### RECORD LIST

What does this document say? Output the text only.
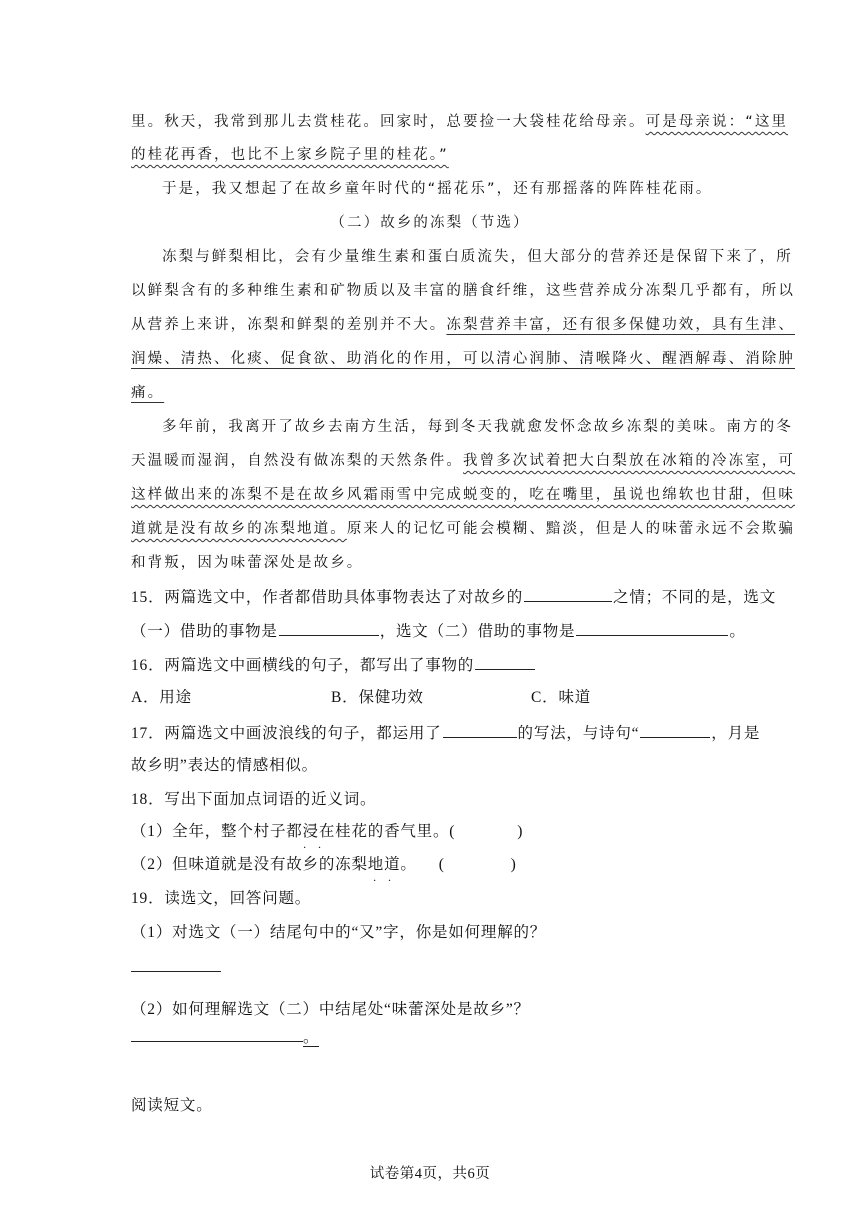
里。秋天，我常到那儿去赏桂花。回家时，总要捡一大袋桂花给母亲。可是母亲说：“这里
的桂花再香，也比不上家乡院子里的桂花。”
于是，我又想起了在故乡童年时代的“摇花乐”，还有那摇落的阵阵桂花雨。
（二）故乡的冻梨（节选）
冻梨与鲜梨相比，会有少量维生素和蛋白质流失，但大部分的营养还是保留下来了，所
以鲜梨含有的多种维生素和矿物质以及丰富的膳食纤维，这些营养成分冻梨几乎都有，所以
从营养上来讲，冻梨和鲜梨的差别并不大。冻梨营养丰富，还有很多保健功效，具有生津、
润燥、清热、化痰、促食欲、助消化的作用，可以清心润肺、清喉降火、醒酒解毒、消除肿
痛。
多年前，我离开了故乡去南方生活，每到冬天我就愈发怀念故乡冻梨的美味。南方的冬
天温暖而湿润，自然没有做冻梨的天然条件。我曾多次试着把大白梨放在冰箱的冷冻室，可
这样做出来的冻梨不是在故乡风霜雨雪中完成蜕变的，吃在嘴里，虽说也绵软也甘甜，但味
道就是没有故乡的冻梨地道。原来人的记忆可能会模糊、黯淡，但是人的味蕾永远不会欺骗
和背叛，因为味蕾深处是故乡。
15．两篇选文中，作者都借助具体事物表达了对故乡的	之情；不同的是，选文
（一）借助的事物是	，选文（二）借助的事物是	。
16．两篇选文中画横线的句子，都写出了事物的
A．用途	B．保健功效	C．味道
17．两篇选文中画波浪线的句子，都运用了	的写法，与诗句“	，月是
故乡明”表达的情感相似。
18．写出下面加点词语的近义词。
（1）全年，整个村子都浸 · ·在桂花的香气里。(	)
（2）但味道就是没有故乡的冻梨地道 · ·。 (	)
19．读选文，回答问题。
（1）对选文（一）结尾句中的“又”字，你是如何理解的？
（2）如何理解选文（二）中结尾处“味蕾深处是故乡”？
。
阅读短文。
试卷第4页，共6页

######
### RECORD LIST

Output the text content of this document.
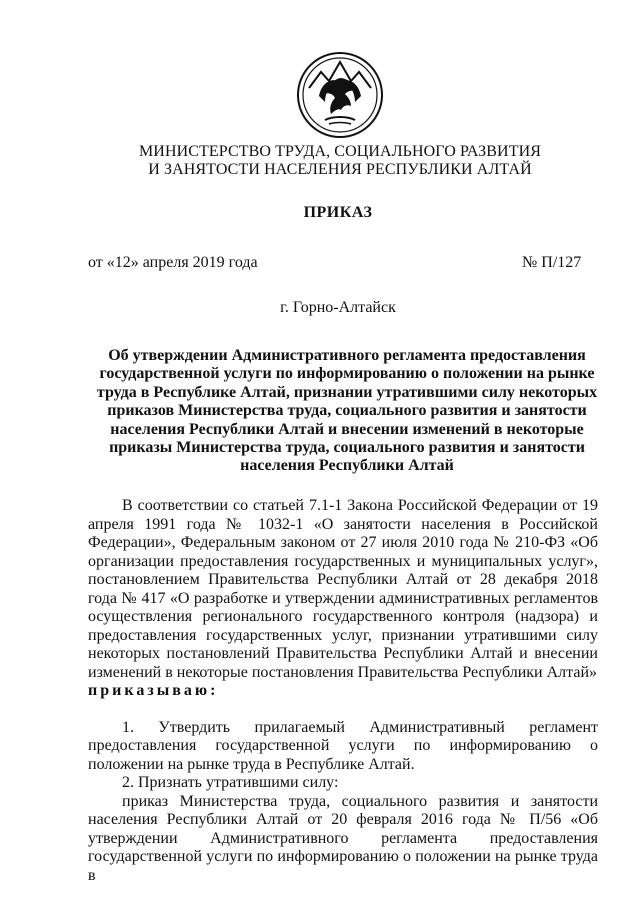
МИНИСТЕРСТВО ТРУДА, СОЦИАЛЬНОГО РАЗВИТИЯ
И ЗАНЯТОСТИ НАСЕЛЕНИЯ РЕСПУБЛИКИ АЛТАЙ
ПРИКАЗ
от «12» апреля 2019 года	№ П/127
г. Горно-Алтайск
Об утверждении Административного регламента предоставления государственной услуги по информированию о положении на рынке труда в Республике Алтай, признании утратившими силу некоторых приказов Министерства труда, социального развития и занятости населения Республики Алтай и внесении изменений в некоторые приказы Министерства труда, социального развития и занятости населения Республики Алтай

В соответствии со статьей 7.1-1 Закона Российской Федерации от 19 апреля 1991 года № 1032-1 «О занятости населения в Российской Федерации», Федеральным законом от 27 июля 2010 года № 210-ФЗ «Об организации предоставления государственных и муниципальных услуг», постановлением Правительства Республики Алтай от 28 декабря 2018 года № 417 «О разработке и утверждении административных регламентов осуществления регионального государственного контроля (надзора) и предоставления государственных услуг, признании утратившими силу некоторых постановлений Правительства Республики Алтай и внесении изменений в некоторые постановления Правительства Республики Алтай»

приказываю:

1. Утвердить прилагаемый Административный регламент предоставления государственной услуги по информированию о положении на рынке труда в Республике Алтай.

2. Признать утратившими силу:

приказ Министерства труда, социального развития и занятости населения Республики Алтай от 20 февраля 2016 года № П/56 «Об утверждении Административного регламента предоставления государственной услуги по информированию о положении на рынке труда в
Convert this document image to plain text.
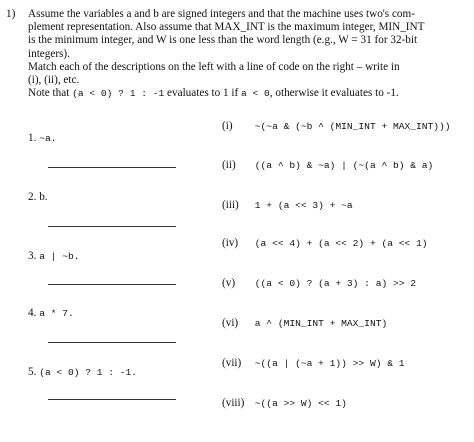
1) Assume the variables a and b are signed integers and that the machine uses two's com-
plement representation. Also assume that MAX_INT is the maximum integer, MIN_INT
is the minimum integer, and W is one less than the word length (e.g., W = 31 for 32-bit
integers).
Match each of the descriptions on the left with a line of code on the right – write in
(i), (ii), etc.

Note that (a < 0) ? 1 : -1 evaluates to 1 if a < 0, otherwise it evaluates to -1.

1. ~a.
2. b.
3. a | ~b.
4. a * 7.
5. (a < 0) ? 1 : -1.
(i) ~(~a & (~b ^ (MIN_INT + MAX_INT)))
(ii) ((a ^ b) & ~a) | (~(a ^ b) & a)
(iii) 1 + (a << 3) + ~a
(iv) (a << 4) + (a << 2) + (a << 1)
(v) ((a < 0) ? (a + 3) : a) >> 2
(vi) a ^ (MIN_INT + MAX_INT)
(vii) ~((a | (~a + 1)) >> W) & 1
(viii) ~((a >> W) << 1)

######

● EXERCISE BRIEF
In the records above, locate the lines holding the word "Output". Copy each of them.

● THE ANSWER
What does this document say? Output the text only.
Output the text content of this document.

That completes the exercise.